=== Aim ===
Render every entry exactly as it appears.

[Items from a figure collection]
★ ★ ★ ★
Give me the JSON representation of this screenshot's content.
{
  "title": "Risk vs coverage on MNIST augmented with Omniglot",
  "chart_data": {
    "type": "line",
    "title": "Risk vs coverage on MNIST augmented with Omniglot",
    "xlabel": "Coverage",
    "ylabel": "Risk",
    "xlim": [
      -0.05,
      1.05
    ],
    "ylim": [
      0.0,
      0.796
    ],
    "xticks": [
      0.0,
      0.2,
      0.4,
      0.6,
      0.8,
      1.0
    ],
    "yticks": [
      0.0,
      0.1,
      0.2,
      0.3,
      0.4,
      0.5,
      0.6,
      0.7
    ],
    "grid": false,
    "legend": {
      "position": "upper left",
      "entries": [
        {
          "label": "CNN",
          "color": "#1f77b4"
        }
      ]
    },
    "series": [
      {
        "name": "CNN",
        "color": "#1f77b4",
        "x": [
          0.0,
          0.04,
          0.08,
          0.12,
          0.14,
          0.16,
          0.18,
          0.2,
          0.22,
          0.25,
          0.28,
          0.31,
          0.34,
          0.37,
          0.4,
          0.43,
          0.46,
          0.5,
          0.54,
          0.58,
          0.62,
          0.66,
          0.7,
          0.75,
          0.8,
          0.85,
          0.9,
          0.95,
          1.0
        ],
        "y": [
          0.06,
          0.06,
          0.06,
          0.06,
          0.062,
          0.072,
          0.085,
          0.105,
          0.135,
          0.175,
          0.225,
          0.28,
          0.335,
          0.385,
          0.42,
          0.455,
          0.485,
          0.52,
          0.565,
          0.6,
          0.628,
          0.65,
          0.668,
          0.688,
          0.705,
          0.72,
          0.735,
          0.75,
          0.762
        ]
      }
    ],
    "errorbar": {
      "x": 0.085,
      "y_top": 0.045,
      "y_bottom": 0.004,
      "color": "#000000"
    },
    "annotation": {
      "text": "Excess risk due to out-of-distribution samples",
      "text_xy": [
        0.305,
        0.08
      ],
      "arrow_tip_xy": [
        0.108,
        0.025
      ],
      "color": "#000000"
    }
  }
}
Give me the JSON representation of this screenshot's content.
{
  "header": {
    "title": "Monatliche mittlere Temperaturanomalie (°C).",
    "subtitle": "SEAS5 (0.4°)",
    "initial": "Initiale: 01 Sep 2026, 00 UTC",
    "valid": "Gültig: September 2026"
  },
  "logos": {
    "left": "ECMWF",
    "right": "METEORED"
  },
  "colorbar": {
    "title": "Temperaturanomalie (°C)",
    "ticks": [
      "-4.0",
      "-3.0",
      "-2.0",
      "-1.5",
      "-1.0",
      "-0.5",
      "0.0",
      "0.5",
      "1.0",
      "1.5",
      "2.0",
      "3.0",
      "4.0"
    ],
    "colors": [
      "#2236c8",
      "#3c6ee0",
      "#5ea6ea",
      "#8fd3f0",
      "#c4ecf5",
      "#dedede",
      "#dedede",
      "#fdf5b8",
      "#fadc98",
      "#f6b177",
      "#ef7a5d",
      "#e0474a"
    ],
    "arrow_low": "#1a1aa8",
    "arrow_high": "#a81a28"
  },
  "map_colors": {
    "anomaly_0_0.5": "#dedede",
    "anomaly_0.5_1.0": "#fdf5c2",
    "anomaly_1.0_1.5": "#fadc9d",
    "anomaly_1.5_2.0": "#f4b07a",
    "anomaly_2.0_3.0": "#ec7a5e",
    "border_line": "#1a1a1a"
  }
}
★ ★ ★ ★
=== Written solution ===
Give me the JSON representation of this screenshot's content.
{
  "title": "Risk vs coverage on MNIST augmented with Omniglot",
  "chart_data": {
    "type": "line",
    "title": "Risk vs coverage on MNIST augmented with Omniglot",
    "xlabel": "Coverage",
    "ylabel": "Risk",
    "xlim": [
      -0.05,
      1.05
    ],
    "ylim": [
      0.0,
      0.796
    ],
    "xticks": [
      0.0,
      0.2,
      0.4,
      0.6,
      0.8,
      1.0
    ],
    "yticks": [
      0.0,
      0.1,
      0.2,
      0.3,
      0.4,
      0.5,
      0.6,
      0.7
    ],
    "grid": false,
    "legend": {
      "position": "upper left",
      "entries": [
        {
          "label": "CNN",
          "color": "#1f77b4"
        }
      ]
    },
    "series": [
      {
        "name": "CNN",
        "color": "#1f77b4",
        "x": [
          0.0,
          0.04,
          0.08,
          0.12,
          0.14,
          0.16,
          0.18,
          0.2,
          0.22,
          0.25,
          0.28,
          0.31,
          0.34,
          0.37,
          0.4,
          0.43,
          0.46,
          0.5,
          0.54,
          0.58,
          0.62,
          0.66,
          0.7,
          0.75,
          0.8,
          0.85,
          0.9,
          0.95,
          1.0
        ],
        "y": [
          0.06,
          0.06,
          0.06,
          0.06,
          0.062,
          0.072,
          0.085,
          0.105,
          0.135,
          0.175,
          0.225,
          0.28,
          0.335,
          0.385,
          0.42,
          0.455,
          0.485,
          0.52,
          0.565,
          0.6,
          0.628,
          0.65,
          0.668,
          0.688,
          0.705,
          0.72,
          0.735,
          0.75,
          0.762
        ]
      }
    ],
    "errorbar": {
      "x": 0.085,
      "y_top": 0.045,
      "y_bottom": 0.004,
      "color": "#000000"
    },
    "annotation": {
      "text": "Excess risk due to out-of-distribution samples",
      "text_xy": [
        0.305,
        0.08
      ],
      "arrow_tip_xy": [
        0.108,
        0.025
      ],
      "color": "#000000"
    }
  }
}
Give me the JSON representation of this screenshot's content.
{
  "header": {
    "title": "Monatliche mittlere Temperaturanomalie (°C).",
    "subtitle": "SEAS5 (0.4°)",
    "initial": "Initiale: 01 Sep 2026, 00 UTC",
    "valid": "Gültig: September 2026"
  },
  "logos": {
    "left": "ECMWF",
    "right": "METEORED"
  },
  "colorbar": {
    "title": "Temperaturanomalie (°C)",
    "ticks": [
      "-4.0",
      "-3.0",
      "-2.0",
      "-1.5",
      "-1.0",
      "-0.5",
      "0.0",
      "0.5",
      "1.0",
      "1.5",
      "2.0",
      "3.0",
      "4.0"
    ],
    "colors": [
      "#2236c8",
      "#3c6ee0",
      "#5ea6ea",
      "#8fd3f0",
      "#c4ecf5",
      "#dedede",
      "#dedede",
      "#fdf5b8",
      "#fadc98",
      "#f6b177",
      "#ef7a5d",
      "#e0474a"
    ],
    "arrow_low": "#1a1aa8",
    "arrow_high": "#a81a28"
  },
  "map_colors": {
    "anomaly_0_0.5": "#dedede",
    "anomaly_0.5_1.0": "#fdf5c2",
    "anomaly_1.0_1.5": "#fadc9d",
    "anomaly_1.5_2.0": "#f4b07a",
    "anomaly_2.0_3.0": "#ec7a5e",
    "border_line": "#1a1a1a"
  }
}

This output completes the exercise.